■ **TO BE DONE**
Reproduce all the lines exactly as they stand, apart from the pictures.

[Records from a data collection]
-.-.-

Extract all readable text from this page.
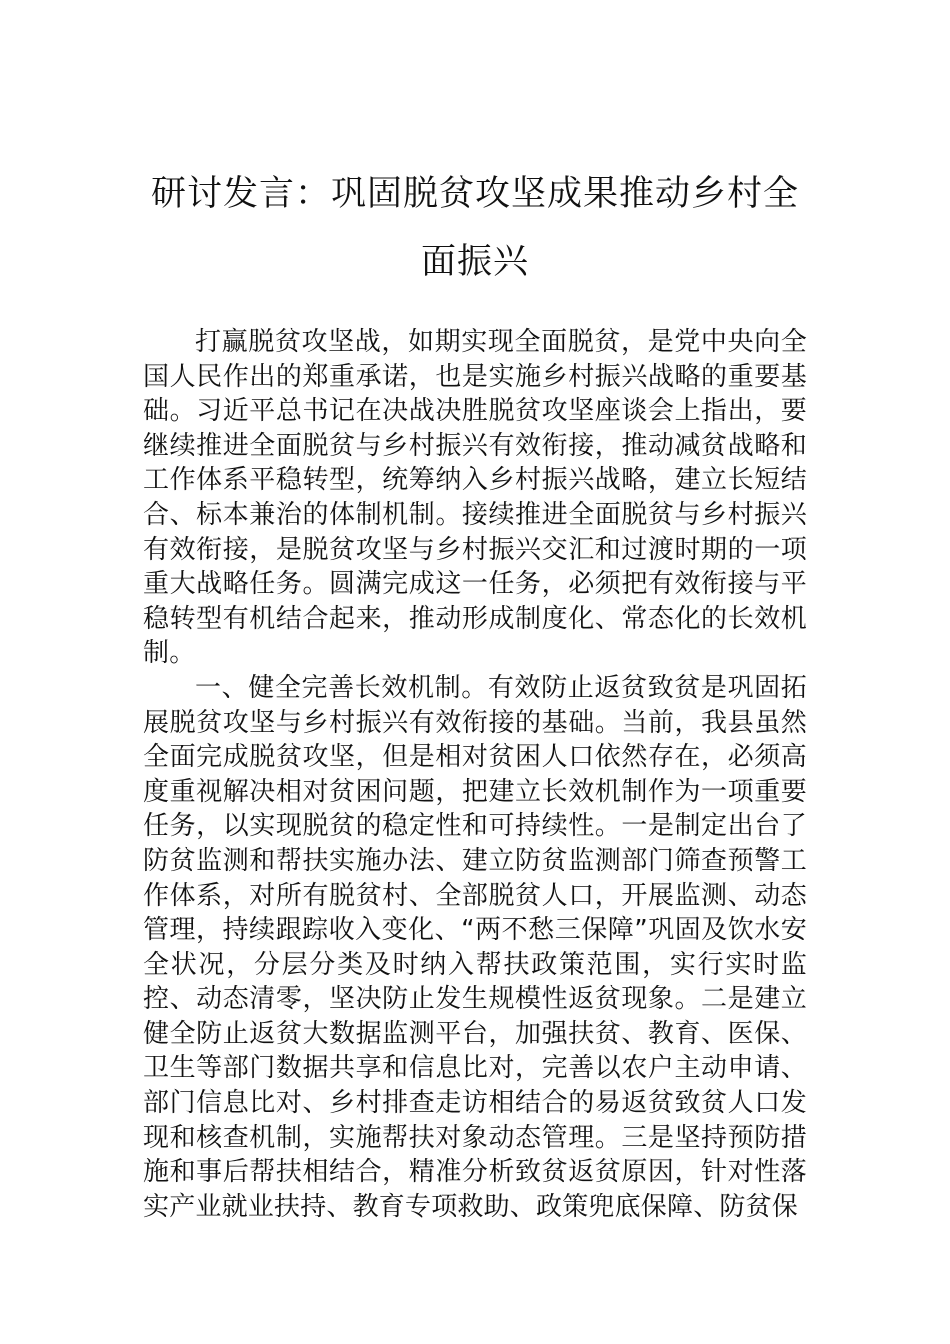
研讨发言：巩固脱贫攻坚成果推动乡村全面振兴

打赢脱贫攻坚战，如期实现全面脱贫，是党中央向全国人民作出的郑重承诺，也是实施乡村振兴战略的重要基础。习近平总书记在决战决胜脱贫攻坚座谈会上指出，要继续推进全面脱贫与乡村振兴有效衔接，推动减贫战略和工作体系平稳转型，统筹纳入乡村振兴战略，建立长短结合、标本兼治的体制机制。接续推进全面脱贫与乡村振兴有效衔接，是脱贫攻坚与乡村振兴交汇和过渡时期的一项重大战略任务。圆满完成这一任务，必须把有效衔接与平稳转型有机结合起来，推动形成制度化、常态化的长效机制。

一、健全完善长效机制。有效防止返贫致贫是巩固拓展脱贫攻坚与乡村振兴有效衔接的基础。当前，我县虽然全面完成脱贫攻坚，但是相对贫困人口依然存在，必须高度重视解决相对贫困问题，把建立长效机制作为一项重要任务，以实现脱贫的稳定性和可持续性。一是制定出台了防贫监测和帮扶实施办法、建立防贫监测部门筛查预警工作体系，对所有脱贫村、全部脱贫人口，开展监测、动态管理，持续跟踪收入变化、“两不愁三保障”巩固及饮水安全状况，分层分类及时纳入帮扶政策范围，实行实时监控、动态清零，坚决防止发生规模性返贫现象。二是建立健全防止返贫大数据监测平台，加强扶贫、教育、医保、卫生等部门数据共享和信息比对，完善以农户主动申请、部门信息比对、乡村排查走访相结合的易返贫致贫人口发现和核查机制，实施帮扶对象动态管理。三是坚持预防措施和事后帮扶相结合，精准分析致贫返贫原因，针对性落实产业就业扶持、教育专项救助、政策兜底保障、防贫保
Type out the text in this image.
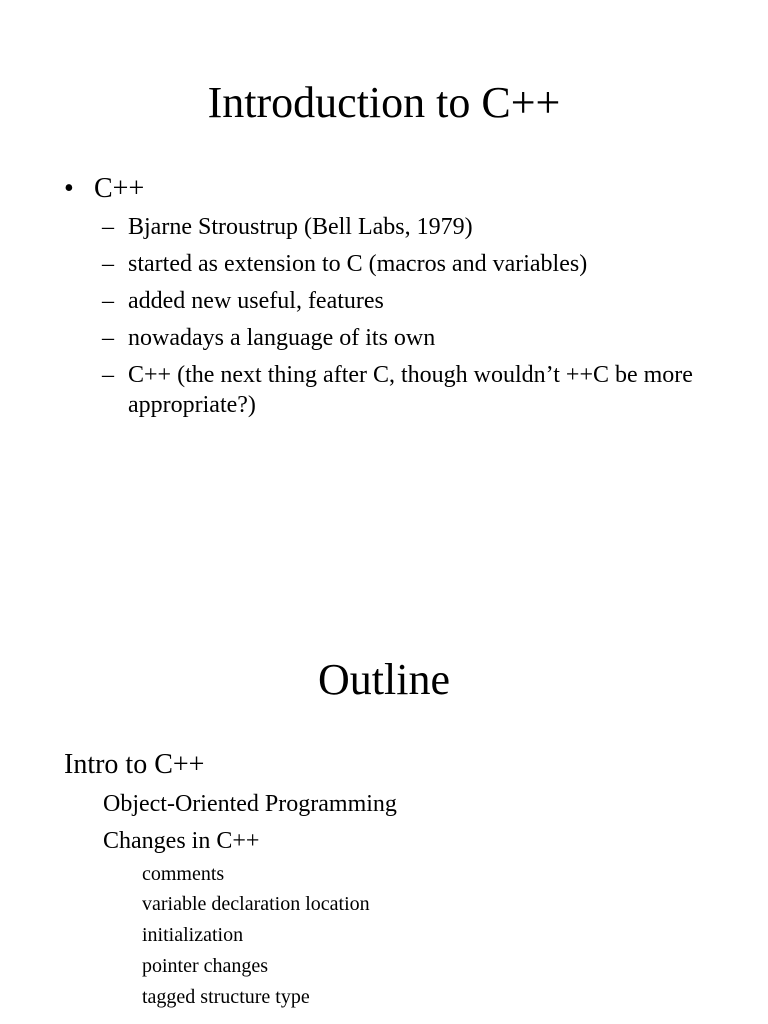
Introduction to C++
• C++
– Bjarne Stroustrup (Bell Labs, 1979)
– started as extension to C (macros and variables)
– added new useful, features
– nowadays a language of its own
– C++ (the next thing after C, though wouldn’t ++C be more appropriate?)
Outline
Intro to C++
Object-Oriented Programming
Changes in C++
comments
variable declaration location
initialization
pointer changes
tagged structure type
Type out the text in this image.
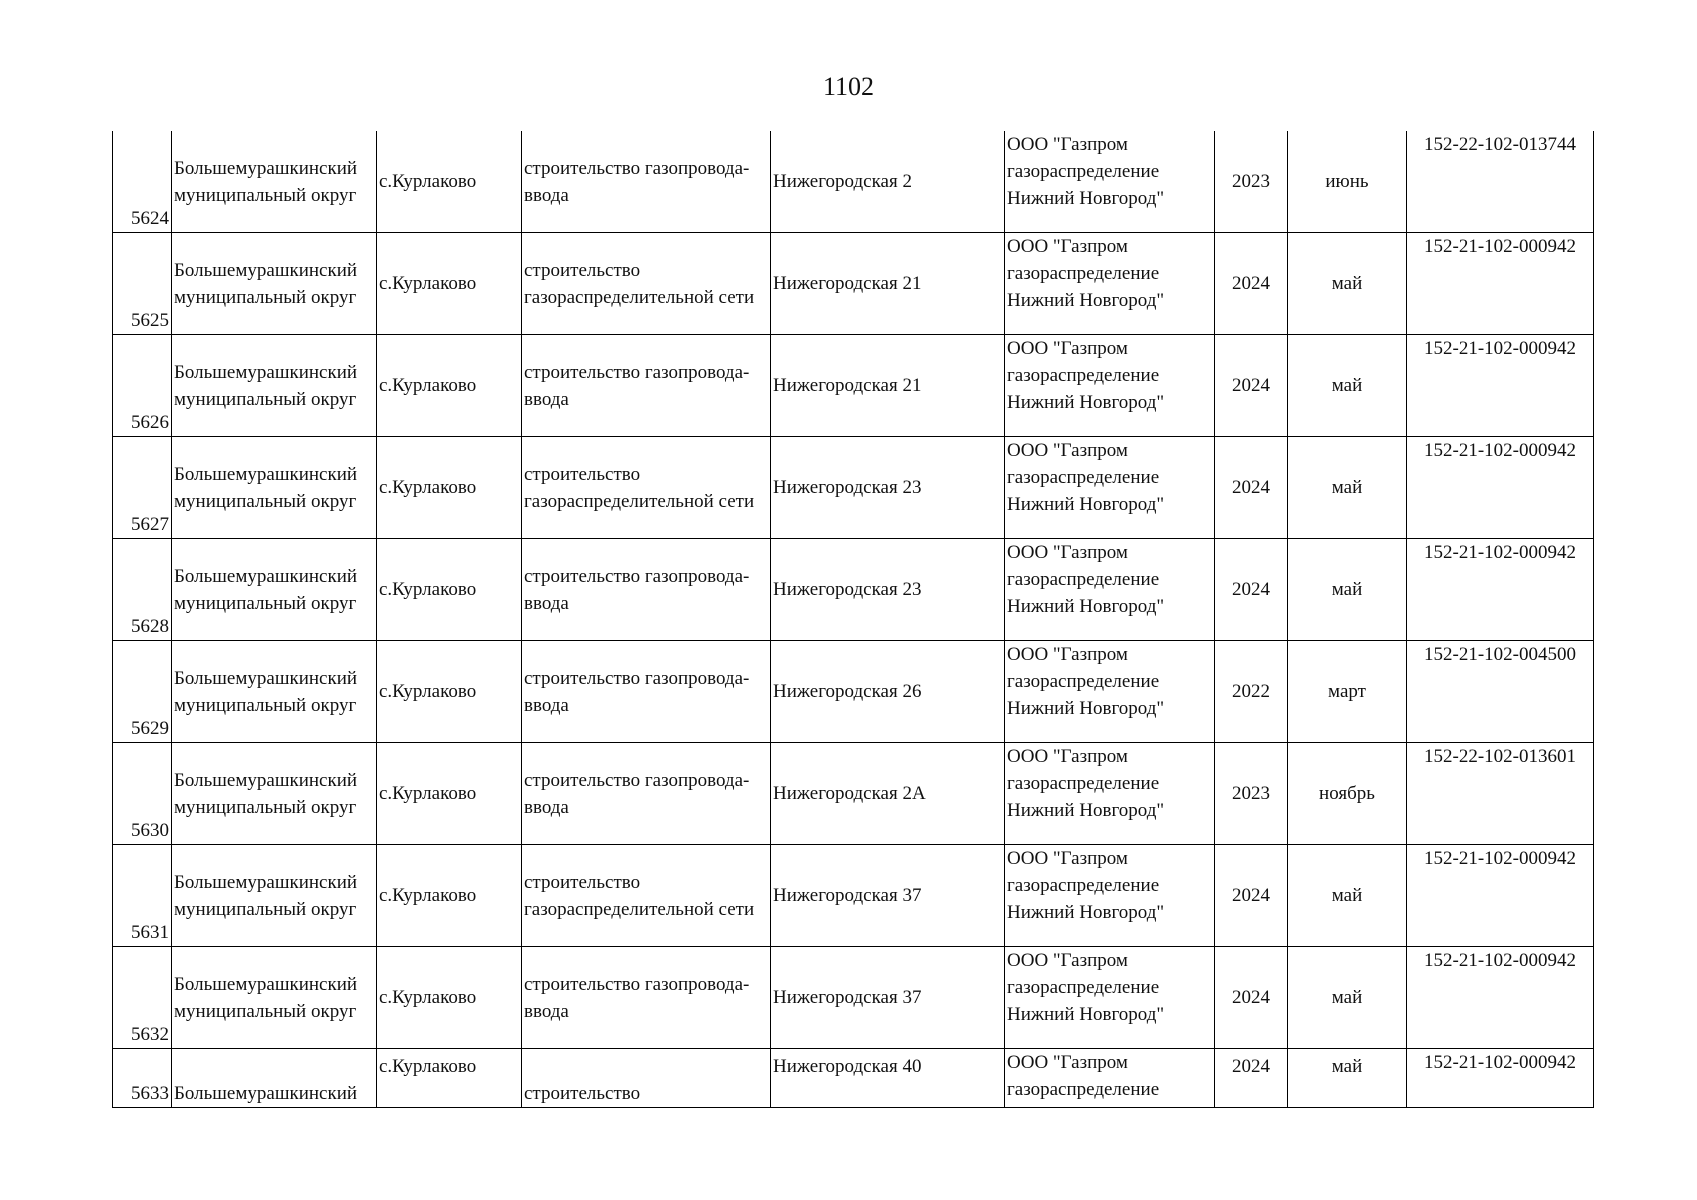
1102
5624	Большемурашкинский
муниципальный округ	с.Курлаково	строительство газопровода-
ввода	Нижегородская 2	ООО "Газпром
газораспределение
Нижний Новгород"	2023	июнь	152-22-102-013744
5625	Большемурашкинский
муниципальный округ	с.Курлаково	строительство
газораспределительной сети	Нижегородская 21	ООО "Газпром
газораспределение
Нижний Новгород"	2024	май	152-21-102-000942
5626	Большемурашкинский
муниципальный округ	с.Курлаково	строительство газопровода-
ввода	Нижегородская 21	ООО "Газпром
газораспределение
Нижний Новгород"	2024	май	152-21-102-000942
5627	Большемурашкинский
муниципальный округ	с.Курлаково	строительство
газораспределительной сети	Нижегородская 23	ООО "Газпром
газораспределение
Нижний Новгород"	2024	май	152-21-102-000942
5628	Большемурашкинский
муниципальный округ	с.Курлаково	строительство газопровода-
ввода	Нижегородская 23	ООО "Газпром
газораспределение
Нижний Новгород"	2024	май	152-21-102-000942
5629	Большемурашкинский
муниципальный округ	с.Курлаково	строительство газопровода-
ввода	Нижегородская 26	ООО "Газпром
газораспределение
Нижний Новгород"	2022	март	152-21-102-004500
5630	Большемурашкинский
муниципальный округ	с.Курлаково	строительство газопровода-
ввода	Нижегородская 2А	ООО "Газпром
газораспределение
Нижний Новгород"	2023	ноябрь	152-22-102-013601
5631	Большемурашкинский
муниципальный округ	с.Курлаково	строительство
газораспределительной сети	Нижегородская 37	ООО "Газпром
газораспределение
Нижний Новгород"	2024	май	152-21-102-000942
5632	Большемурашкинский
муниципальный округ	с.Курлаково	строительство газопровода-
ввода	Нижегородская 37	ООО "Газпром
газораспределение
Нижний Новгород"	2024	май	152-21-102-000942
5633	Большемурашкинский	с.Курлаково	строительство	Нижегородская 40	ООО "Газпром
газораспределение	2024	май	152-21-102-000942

-.-.-

■ **RESULT OF THE TASK**
Extract all readable text from this page.
研讨发言：巩固脱贫攻坚成果推动乡村全面振兴

打赢脱贫攻坚战，如期实现全面脱贫，是党中央向全国人民作出的郑重承诺，也是实施乡村振兴战略的重要基础。习近平总书记在决战决胜脱贫攻坚座谈会上指出，要继续推进全面脱贫与乡村振兴有效衔接，推动减贫战略和工作体系平稳转型，统筹纳入乡村振兴战略，建立长短结合、标本兼治的体制机制。接续推进全面脱贫与乡村振兴有效衔接，是脱贫攻坚与乡村振兴交汇和过渡时期的一项重大战略任务。圆满完成这一任务，必须把有效衔接与平稳转型有机结合起来，推动形成制度化、常态化的长效机制。

一、健全完善长效机制。有效防止返贫致贫是巩固拓展脱贫攻坚与乡村振兴有效衔接的基础。当前，我县虽然全面完成脱贫攻坚，但是相对贫困人口依然存在，必须高度重视解决相对贫困问题，把建立长效机制作为一项重要任务，以实现脱贫的稳定性和可持续性。一是制定出台了防贫监测和帮扶实施办法、建立防贫监测部门筛查预警工作体系，对所有脱贫村、全部脱贫人口，开展监测、动态管理，持续跟踪收入变化、“两不愁三保障”巩固及饮水安全状况，分层分类及时纳入帮扶政策范围，实行实时监控、动态清零，坚决防止发生规模性返贫现象。二是建立健全防止返贫大数据监测平台，加强扶贫、教育、医保、卫生等部门数据共享和信息比对，完善以农户主动申请、部门信息比对、乡村排查走访相结合的易返贫致贫人口发现和核查机制，实施帮扶对象动态管理。三是坚持预防措施和事后帮扶相结合，精准分析致贫返贫原因，针对性落实产业就业扶持、教育专项救助、政策兜底保障、防贫保
Type out the text in this image.
Introduction to C++
• C++
– Bjarne Stroustrup (Bell Labs, 1979)
– started as extension to C (macros and variables)
– added new useful, features
– nowadays a language of its own
– C++ (the next thing after C, though wouldn’t ++C be more appropriate?)
Outline
Intro to C++
Object-Oriented Programming
Changes in C++
comments
variable declaration location
initialization
pointer changes
tagged structure type
Type out the text in this image.
1102
5624	Большемурашкинский
муниципальный округ	с.Курлаково	строительство газопровода-
ввода	Нижегородская 2	ООО "Газпром
газораспределение
Нижний Новгород"	2023	июнь	152-22-102-013744
5625	Большемурашкинский
муниципальный округ	с.Курлаково	строительство
газораспределительной сети	Нижегородская 21	ООО "Газпром
газораспределение
Нижний Новгород"	2024	май	152-21-102-000942
5626	Большемурашкинский
муниципальный округ	с.Курлаково	строительство газопровода-
ввода	Нижегородская 21	ООО "Газпром
газораспределение
Нижний Новгород"	2024	май	152-21-102-000942
5627	Большемурашкинский
муниципальный округ	с.Курлаково	строительство
газораспределительной сети	Нижегородская 23	ООО "Газпром
газораспределение
Нижний Новгород"	2024	май	152-21-102-000942
5628	Большемурашкинский
муниципальный округ	с.Курлаково	строительство газопровода-
ввода	Нижегородская 23	ООО "Газпром
газораспределение
Нижний Новгород"	2024	май	152-21-102-000942
5629	Большемурашкинский
муниципальный округ	с.Курлаково	строительство газопровода-
ввода	Нижегородская 26	ООО "Газпром
газораспределение
Нижний Новгород"	2022	март	152-21-102-004500
5630	Большемурашкинский
муниципальный округ	с.Курлаково	строительство газопровода-
ввода	Нижегородская 2А	ООО "Газпром
газораспределение
Нижний Новгород"	2023	ноябрь	152-22-102-013601
5631	Большемурашкинский
муниципальный округ	с.Курлаково	строительство
газораспределительной сети	Нижегородская 37	ООО "Газпром
газораспределение
Нижний Новгород"	2024	май	152-21-102-000942
5632	Большемурашкинский
муниципальный округ	с.Курлаково	строительство газопровода-
ввода	Нижегородская 37	ООО "Газпром
газораспределение
Нижний Новгород"	2024	май	152-21-102-000942
5633	Большемурашкинский	с.Курлаково	строительство	Нижегородская 40	ООО "Газпром
газораспределение	2024	май	152-21-102-000942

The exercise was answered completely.